WHAT THIS TASK INVOLVES :: Identify the lines that contain the string "Windgeschwindigkeit" and copy all of them.

EXERCISE INPUTS ::
Begin
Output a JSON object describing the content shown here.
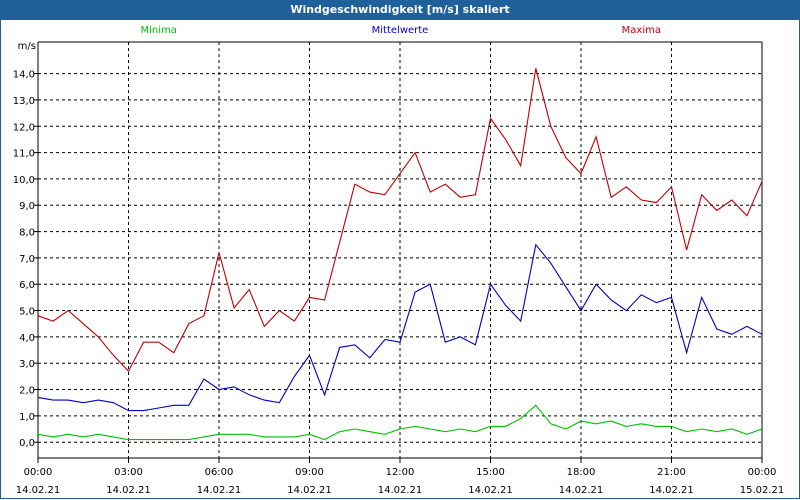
{
  "window": {
    "title": "Windgeschwindigkeit [m/s] skaliert"
  },
  "chart_data": {
    "type": "line",
    "title": "Windgeschwindigkeit [m/s] skaliert",
    "ylabel": "m/s",
    "ylim": [
      -0.6,
      15.2
    ],
    "xlim": [
      0,
      24
    ],
    "grid": true,
    "legend_placement": "top",
    "y_ticks": [
      "0,0",
      "1,0",
      "2,0",
      "3,0",
      "4,0",
      "5,0",
      "6,0",
      "7,0",
      "8,0",
      "9,0",
      "10,0",
      "11,0",
      "12,0",
      "13,0",
      "14,0"
    ],
    "x_ticks": [
      {
        "time": "00:00",
        "date": "14.02.21"
      },
      {
        "time": "03:00",
        "date": "14.02.21"
      },
      {
        "time": "06:00",
        "date": "14.02.21"
      },
      {
        "time": "09:00",
        "date": "14.02.21"
      },
      {
        "time": "12:00",
        "date": "14.02.21"
      },
      {
        "time": "15:00",
        "date": "14.02.21"
      },
      {
        "time": "18:00",
        "date": "14.02.21"
      },
      {
        "time": "21:00",
        "date": "14.02.21"
      },
      {
        "time": "00:00",
        "date": "15.02.21"
      }
    ],
    "series": [
      {
        "name": "Minima",
        "color": "#00c000",
        "x": [
          0,
          0.5,
          1,
          1.5,
          2,
          2.5,
          3,
          3.5,
          4,
          4.5,
          5,
          5.5,
          6,
          6.5,
          7,
          7.5,
          8,
          8.5,
          9,
          9.5,
          10,
          10.5,
          11,
          11.5,
          12,
          12.5,
          13,
          13.5,
          14,
          14.5,
          15,
          15.5,
          16,
          16.5,
          17,
          17.5,
          18,
          18.5,
          19,
          19.5,
          20,
          20.5,
          21,
          21.5,
          22,
          22.5,
          23,
          23.5,
          24
        ],
        "values": [
          0.3,
          0.2,
          0.3,
          0.2,
          0.3,
          0.2,
          0.1,
          0.1,
          0.1,
          0.1,
          0.1,
          0.2,
          0.3,
          0.3,
          0.3,
          0.2,
          0.2,
          0.2,
          0.3,
          0.1,
          0.4,
          0.5,
          0.4,
          0.3,
          0.5,
          0.6,
          0.5,
          0.4,
          0.5,
          0.4,
          0.6,
          0.6,
          0.9,
          1.4,
          0.7,
          0.5,
          0.8,
          0.7,
          0.8,
          0.6,
          0.7,
          0.6,
          0.6,
          0.4,
          0.5,
          0.4,
          0.5,
          0.3,
          0.5
        ]
      },
      {
        "name": "Mittelwerte",
        "color": "#0000c0",
        "x": [
          0,
          0.5,
          1,
          1.5,
          2,
          2.5,
          3,
          3.5,
          4,
          4.5,
          5,
          5.5,
          6,
          6.5,
          7,
          7.5,
          8,
          8.5,
          9,
          9.5,
          10,
          10.5,
          11,
          11.5,
          12,
          12.5,
          13,
          13.5,
          14,
          14.5,
          15,
          15.5,
          16,
          16.5,
          17,
          17.5,
          18,
          18.5,
          19,
          19.5,
          20,
          20.5,
          21,
          21.5,
          22,
          22.5,
          23,
          23.5,
          24
        ],
        "values": [
          1.7,
          1.6,
          1.6,
          1.5,
          1.6,
          1.5,
          1.2,
          1.2,
          1.3,
          1.4,
          1.4,
          2.4,
          2.0,
          2.1,
          1.8,
          1.6,
          1.5,
          2.5,
          3.3,
          1.8,
          3.6,
          3.7,
          3.2,
          3.9,
          3.8,
          5.7,
          6.0,
          3.8,
          4.0,
          3.7,
          6.0,
          5.2,
          4.6,
          7.5,
          6.8,
          5.9,
          5.0,
          6.0,
          5.4,
          5.0,
          5.6,
          5.3,
          5.5,
          3.4,
          5.5,
          4.3,
          4.1,
          4.4,
          4.1
        ]
      },
      {
        "name": "Maxima",
        "color": "#c00000",
        "x": [
          0,
          0.5,
          1,
          1.5,
          2,
          2.5,
          3,
          3.5,
          4,
          4.5,
          5,
          5.5,
          6,
          6.5,
          7,
          7.5,
          8,
          8.5,
          9,
          9.5,
          10,
          10.5,
          11,
          11.5,
          12,
          12.5,
          13,
          13.5,
          14,
          14.5,
          15,
          15.5,
          16,
          16.5,
          17,
          17.5,
          18,
          18.5,
          19,
          19.5,
          20,
          20.5,
          21,
          21.5,
          22,
          22.5,
          23,
          23.5,
          24
        ],
        "values": [
          4.8,
          4.6,
          5.0,
          4.5,
          4.0,
          3.3,
          2.7,
          3.8,
          3.8,
          3.4,
          4.5,
          4.8,
          7.2,
          5.1,
          5.8,
          4.4,
          5.0,
          4.6,
          5.5,
          5.4,
          7.6,
          9.8,
          9.5,
          9.4,
          10.2,
          11.0,
          9.5,
          9.8,
          9.3,
          9.4,
          12.3,
          11.5,
          10.5,
          14.2,
          12.0,
          10.8,
          10.2,
          11.6,
          9.3,
          9.7,
          9.2,
          9.1,
          9.7,
          7.3,
          9.4,
          8.8,
          9.2,
          8.6,
          9.9
        ]
      }
    ]
  }
}
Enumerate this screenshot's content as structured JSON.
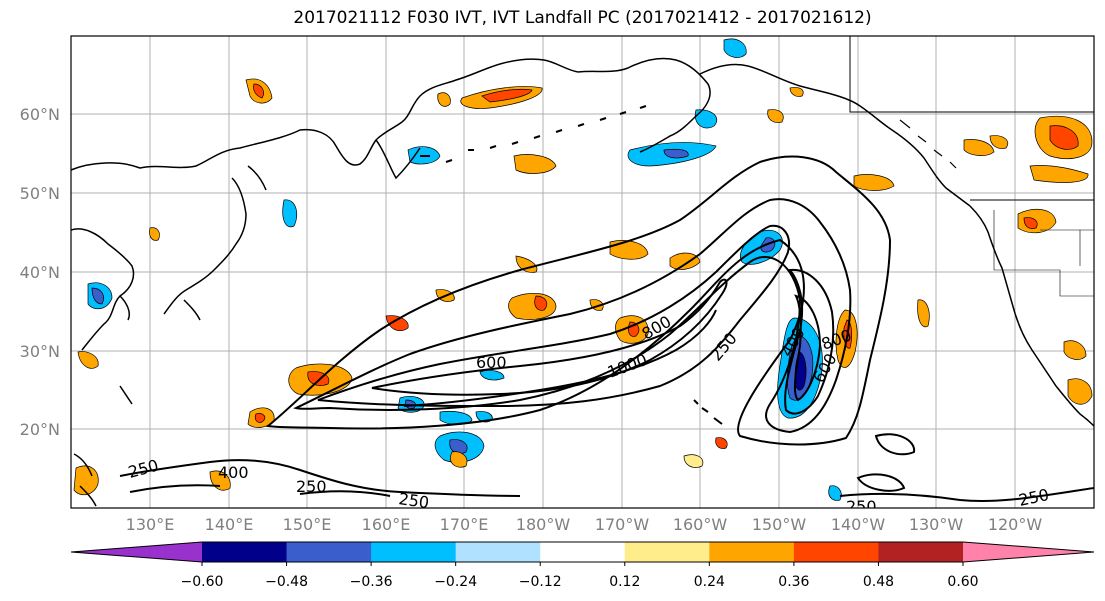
End
RESULT ::
    "title": "Windgeschwindigkeit [m/s] skaliert"
    "title": "Windgeschwindigkeit [m/s] skaliert",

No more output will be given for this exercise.